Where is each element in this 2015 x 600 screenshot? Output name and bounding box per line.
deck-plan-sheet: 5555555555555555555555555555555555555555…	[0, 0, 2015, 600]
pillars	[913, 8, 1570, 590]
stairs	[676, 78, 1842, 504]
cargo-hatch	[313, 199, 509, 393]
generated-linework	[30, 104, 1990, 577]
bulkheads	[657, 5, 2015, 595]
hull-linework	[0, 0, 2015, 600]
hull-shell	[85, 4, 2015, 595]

• [WRITTEN INSTRUCTION]: Copy the listing above line for line, keeping every character unchanged.

• [COMPLETE ANSWER]:
Where is each element in this 2015 x 600 screenshot? Output name and bounding box per line.
deck-plan-sheet: 5555555555555555555555555555555555555555…	[0, 0, 2015, 600]
pillars	[913, 8, 1570, 590]
stairs	[676, 78, 1842, 504]
cargo-hatch	[313, 199, 509, 393]
generated-linework	[30, 104, 1990, 577]
bulkheads	[657, 5, 2015, 595]
hull-linework	[0, 0, 2015, 600]
hull-shell	[85, 4, 2015, 595]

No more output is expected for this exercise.